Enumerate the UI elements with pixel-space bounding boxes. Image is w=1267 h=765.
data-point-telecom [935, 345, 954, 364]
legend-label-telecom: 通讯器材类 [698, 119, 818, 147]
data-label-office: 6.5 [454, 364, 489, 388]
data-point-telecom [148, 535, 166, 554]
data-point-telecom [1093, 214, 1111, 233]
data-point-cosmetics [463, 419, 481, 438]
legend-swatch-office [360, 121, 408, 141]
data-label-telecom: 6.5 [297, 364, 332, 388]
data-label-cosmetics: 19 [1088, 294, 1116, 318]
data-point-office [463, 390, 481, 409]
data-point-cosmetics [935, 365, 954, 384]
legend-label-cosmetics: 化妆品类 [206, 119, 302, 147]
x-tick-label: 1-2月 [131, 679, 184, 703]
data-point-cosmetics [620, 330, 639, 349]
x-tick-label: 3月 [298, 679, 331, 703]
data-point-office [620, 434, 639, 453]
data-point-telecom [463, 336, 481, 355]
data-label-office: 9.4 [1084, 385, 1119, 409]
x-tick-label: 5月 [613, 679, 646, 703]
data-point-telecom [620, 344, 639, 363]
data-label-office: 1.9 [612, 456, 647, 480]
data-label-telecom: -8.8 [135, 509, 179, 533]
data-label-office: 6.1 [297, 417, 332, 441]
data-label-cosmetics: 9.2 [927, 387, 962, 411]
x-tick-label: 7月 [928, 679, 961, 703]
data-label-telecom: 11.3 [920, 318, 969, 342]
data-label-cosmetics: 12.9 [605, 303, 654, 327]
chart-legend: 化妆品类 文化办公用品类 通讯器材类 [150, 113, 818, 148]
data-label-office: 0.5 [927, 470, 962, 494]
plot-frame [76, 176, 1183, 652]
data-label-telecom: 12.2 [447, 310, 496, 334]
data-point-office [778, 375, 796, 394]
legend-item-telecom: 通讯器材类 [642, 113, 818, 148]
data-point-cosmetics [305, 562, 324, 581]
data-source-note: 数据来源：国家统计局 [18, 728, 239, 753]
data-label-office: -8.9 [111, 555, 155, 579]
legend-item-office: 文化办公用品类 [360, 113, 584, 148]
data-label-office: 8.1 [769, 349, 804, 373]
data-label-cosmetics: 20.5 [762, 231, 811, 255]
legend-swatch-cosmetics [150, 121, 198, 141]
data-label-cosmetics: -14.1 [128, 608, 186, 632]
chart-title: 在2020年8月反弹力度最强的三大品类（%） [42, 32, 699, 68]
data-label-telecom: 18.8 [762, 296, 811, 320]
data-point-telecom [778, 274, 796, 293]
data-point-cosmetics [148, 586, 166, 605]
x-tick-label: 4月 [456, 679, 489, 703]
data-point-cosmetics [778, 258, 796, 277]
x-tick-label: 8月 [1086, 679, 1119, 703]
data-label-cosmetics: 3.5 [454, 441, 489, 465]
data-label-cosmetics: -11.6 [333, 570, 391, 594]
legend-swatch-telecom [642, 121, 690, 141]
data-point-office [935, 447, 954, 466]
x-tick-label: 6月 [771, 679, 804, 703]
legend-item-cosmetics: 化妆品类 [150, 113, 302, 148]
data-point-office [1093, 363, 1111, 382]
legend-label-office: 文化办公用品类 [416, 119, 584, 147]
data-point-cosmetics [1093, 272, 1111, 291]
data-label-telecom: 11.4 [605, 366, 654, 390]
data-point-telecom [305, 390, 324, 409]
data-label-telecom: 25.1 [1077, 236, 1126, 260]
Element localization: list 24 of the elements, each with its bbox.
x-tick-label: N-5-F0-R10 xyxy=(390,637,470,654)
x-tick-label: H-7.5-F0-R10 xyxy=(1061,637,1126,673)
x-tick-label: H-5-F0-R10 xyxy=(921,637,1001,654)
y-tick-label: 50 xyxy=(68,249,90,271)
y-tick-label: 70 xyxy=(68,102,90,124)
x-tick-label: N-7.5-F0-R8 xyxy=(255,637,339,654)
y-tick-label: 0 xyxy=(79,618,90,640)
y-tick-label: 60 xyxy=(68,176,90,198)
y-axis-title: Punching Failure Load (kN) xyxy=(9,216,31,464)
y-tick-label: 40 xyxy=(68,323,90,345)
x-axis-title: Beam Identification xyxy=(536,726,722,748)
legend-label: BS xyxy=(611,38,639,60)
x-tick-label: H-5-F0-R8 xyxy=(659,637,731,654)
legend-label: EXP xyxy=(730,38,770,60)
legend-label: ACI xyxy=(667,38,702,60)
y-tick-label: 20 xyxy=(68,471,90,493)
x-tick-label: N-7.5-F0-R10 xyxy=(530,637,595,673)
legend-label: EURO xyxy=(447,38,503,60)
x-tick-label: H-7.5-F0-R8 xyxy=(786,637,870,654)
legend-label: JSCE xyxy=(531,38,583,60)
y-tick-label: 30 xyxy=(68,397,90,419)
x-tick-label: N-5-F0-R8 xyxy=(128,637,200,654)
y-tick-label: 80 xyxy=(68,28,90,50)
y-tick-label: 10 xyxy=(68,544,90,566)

++++

WORK TO DO => Copy out the entries above again, changing every "x-tick-label" to "x-tick-text" and keeping all else unchanged.

ANSWER TO THIS EXERCISE =>
Enumerate the UI elements with pixel-space bounding boxes. Image is w=1267 h=765.
data-point-telecom [935, 345, 954, 364]
legend-label-telecom: 通讯器材类 [698, 119, 818, 147]
data-label-office: 6.5 [454, 364, 489, 388]
data-point-telecom [148, 535, 166, 554]
data-point-telecom [1093, 214, 1111, 233]
data-point-cosmetics [463, 419, 481, 438]
legend-swatch-office [360, 121, 408, 141]
data-label-telecom: 6.5 [297, 364, 332, 388]
data-label-cosmetics: 19 [1088, 294, 1116, 318]
data-point-office [463, 390, 481, 409]
data-point-cosmetics [935, 365, 954, 384]
legend-label-cosmetics: 化妆品类 [206, 119, 302, 147]
x-tick-text: 1-2月 [131, 679, 184, 703]
data-point-cosmetics [620, 330, 639, 349]
x-tick-text: 3月 [298, 679, 331, 703]
data-point-office [620, 434, 639, 453]
data-point-telecom [463, 336, 481, 355]
data-label-office: 9.4 [1084, 385, 1119, 409]
x-tick-text: 5月 [613, 679, 646, 703]
data-point-telecom [620, 344, 639, 363]
data-label-office: 1.9 [612, 456, 647, 480]
data-label-telecom: -8.8 [135, 509, 179, 533]
data-label-office: 6.1 [297, 417, 332, 441]
data-label-cosmetics: 9.2 [927, 387, 962, 411]
x-tick-text: 7月 [928, 679, 961, 703]
data-label-telecom: 11.3 [920, 318, 969, 342]
data-label-cosmetics: 12.9 [605, 303, 654, 327]
chart-legend: 化妆品类 文化办公用品类 通讯器材类 [150, 113, 818, 148]
data-label-office: 0.5 [927, 470, 962, 494]
plot-frame [76, 176, 1183, 652]
data-label-telecom: 12.2 [447, 310, 496, 334]
data-point-office [778, 375, 796, 394]
legend-item-telecom: 通讯器材类 [642, 113, 818, 148]
data-point-cosmetics [305, 562, 324, 581]
data-source-note: 数据来源：国家统计局 [18, 728, 239, 753]
data-label-office: -8.9 [111, 555, 155, 579]
legend-item-office: 文化办公用品类 [360, 113, 584, 148]
data-label-office: 8.1 [769, 349, 804, 373]
data-label-cosmetics: 20.5 [762, 231, 811, 255]
legend-swatch-cosmetics [150, 121, 198, 141]
data-label-cosmetics: -14.1 [128, 608, 186, 632]
chart-title: 在2020年8月反弹力度最强的三大品类（%） [42, 32, 699, 68]
data-label-telecom: 18.8 [762, 296, 811, 320]
data-point-telecom [778, 274, 796, 293]
data-point-cosmetics [148, 586, 166, 605]
x-tick-text: 4月 [456, 679, 489, 703]
data-point-cosmetics [778, 258, 796, 277]
x-tick-text: 8月 [1086, 679, 1119, 703]
data-label-cosmetics: 3.5 [454, 441, 489, 465]
data-label-cosmetics: -11.6 [333, 570, 391, 594]
legend-swatch-telecom [642, 121, 690, 141]
data-point-office [935, 447, 954, 466]
x-tick-text: 6月 [771, 679, 804, 703]
legend-item-cosmetics: 化妆品类 [150, 113, 302, 148]
data-point-office [1093, 363, 1111, 382]
legend-label-office: 文化办公用品类 [416, 119, 584, 147]
data-point-cosmetics [1093, 272, 1111, 291]
data-label-telecom: 11.4 [605, 366, 654, 390]
data-point-telecom [305, 390, 324, 409]
data-label-telecom: 25.1 [1077, 236, 1126, 260]
Element localization: list 24 of the elements, each with its bbox.
x-tick-text: N-5-F0-R10 xyxy=(390,637,470,654)
x-tick-text: H-7.5-F0-R10 xyxy=(1061,637,1126,673)
x-tick-text: H-5-F0-R10 xyxy=(921,637,1001,654)
y-tick-label: 50 xyxy=(68,249,90,271)
y-tick-label: 70 xyxy=(68,102,90,124)
x-tick-text: N-7.5-F0-R8 xyxy=(255,637,339,654)
y-tick-label: 0 xyxy=(79,618,90,640)
y-tick-label: 60 xyxy=(68,176,90,198)
y-axis-title: Punching Failure Load (kN) xyxy=(9,216,31,464)
y-tick-label: 40 xyxy=(68,323,90,345)
x-axis-title: Beam Identification xyxy=(536,726,722,748)
legend-label: BS xyxy=(611,38,639,60)
x-tick-text: H-5-F0-R8 xyxy=(659,637,731,654)
legend-label: EXP xyxy=(730,38,770,60)
legend-label: ACI xyxy=(667,38,702,60)
y-tick-label: 20 xyxy=(68,471,90,493)
x-tick-text: N-7.5-F0-R10 xyxy=(530,637,595,673)
legend-label: EURO xyxy=(447,38,503,60)
x-tick-text: H-7.5-F0-R8 xyxy=(786,637,870,654)
legend-label: JSCE xyxy=(531,38,583,60)
y-tick-label: 30 xyxy=(68,397,90,419)
x-tick-text: N-5-F0-R8 xyxy=(128,637,200,654)
y-tick-label: 80 xyxy=(68,28,90,50)
y-tick-label: 10 xyxy=(68,544,90,566)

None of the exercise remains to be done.